Return each line of the data below exactly, omitting any pictures.

^^^^

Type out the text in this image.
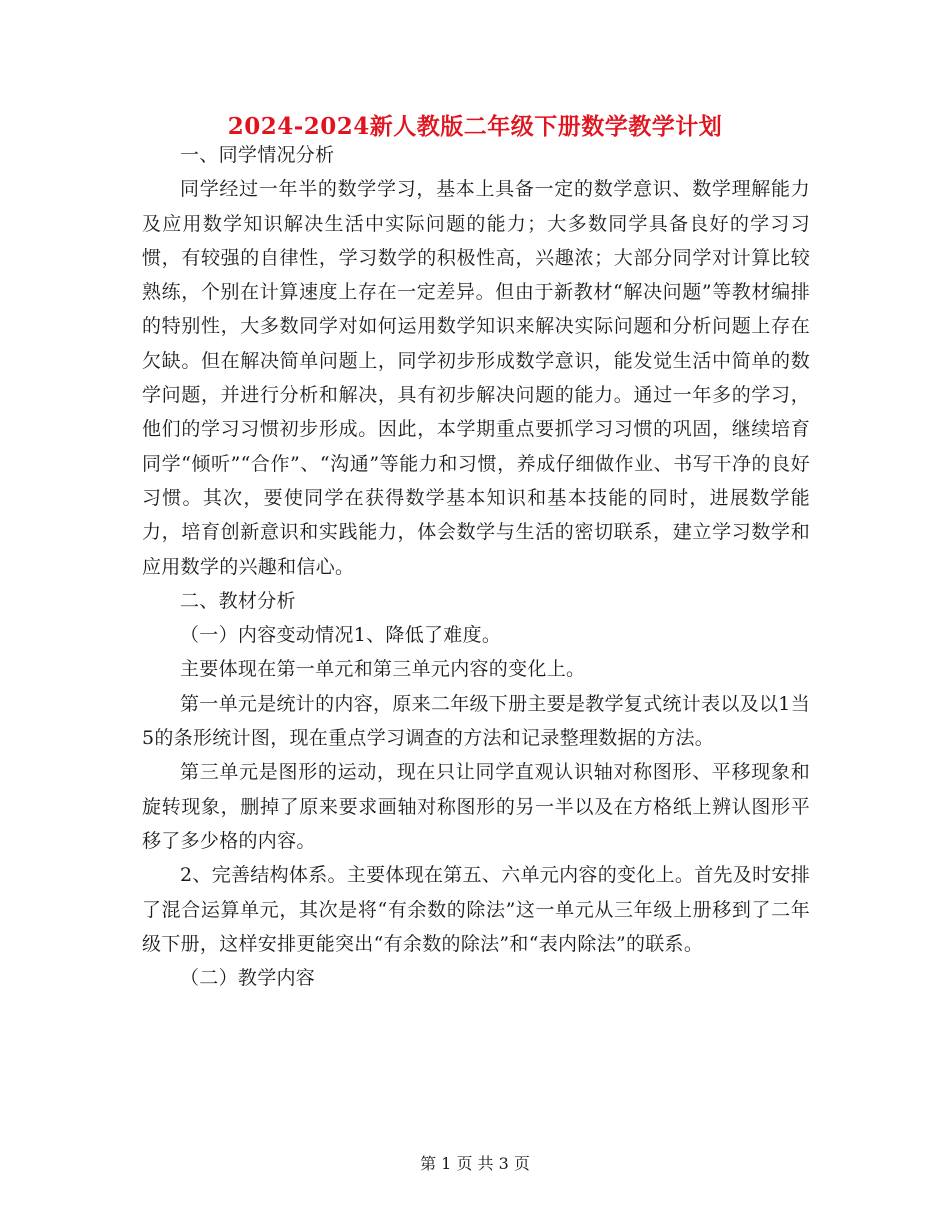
2024-2024新人教版二年级下册数学教学计划

一、同学情况分析

同学经过一年半的数学学习，基本上具备一定的数学意识、数学理解能力及应用数学知识解决生活中实际问题的能力；大多数同学具备良好的学习习惯，有较强的自律性，学习数学的积极性高，兴趣浓；大部分同学对计算比较熟练，个别在计算速度上存在一定差异。但由于新教材“解决问题”等教材编排的特别性，大多数同学对如何运用数学知识来解决实际问题和分析问题上存在欠缺。但在解决简单问题上，同学初步形成数学意识，能发觉生活中简单的数学问题，并进行分析和解决，具有初步解决问题的能力。通过一年多的学习，他们的学习习惯初步形成。因此，本学期重点要抓学习习惯的巩固，继续培育同学“倾听”“合作”、“沟通”等能力和习惯，养成仔细做作业、书写干净的良好习惯。其次，要使同学在获得数学基本知识和基本技能的同时，进展数学能力，培育创新意识和实践能力，体会数学与生活的密切联系，建立学习数学和应用数学的兴趣和信心。

二、教材分析

（一）内容变动情况1、降低了难度。

主要体现在第一单元和第三单元内容的变化上。

第一单元是统计的内容，原来二年级下册主要是教学复式统计表以及以1当5的条形统计图，现在重点学习调查的方法和记录整理数据的方法。

第三单元是图形的运动，现在只让同学直观认识轴对称图形、平移现象和旋转现象，删掉了原来要求画轴对称图形的另一半以及在方格纸上辨认图形平移了多少格的内容。

2、完善结构体系。主要体现在第五、六单元内容的变化上。首先及时安排了混合运算单元，其次是将“有余数的除法”这一单元从三年级上册移到了二年级下册，这样安排更能突出“有余数的除法”和“表内除法”的联系。

（二）教学内容

第 1 页 共 3 页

^^^^

§ RESULT OF THIS EXERCISE
Type out the text in this image.
2024-2024新人教版二年级下册数学教学计划

一、同学情况分析

同学经过一年半的数学学习，基本上具备一定的数学意识、数学理解能力及应用数学知识解决生活中实际问题的能力；大多数同学具备良好的学习习惯，有较强的自律性，学习数学的积极性高，兴趣浓；大部分同学对计算比较熟练，个别在计算速度上存在一定差异。但由于新教材“解决问题”等教材编排的特别性，大多数同学对如何运用数学知识来解决实际问题和分析问题上存在欠缺。但在解决简单问题上，同学初步形成数学意识，能发觉生活中简单的数学问题，并进行分析和解决，具有初步解决问题的能力。通过一年多的学习，他们的学习习惯初步形成。因此，本学期重点要抓学习习惯的巩固，继续培育同学“倾听”“合作”、“沟通”等能力和习惯，养成仔细做作业、书写干净的良好习惯。其次，要使同学在获得数学基本知识和基本技能的同时，进展数学能力，培育创新意识和实践能力，体会数学与生活的密切联系，建立学习数学和应用数学的兴趣和信心。

二、教材分析

（一）内容变动情况1、降低了难度。

主要体现在第一单元和第三单元内容的变化上。

第一单元是统计的内容，原来二年级下册主要是教学复式统计表以及以1当5的条形统计图，现在重点学习调查的方法和记录整理数据的方法。

第三单元是图形的运动，现在只让同学直观认识轴对称图形、平移现象和旋转现象，删掉了原来要求画轴对称图形的另一半以及在方格纸上辨认图形平移了多少格的内容。

2、完善结构体系。主要体现在第五、六单元内容的变化上。首先及时安排了混合运算单元，其次是将“有余数的除法”这一单元从三年级上册移到了二年级下册，这样安排更能突出“有余数的除法”和“表内除法”的联系。

（二）教学内容

第 1 页 共 3 页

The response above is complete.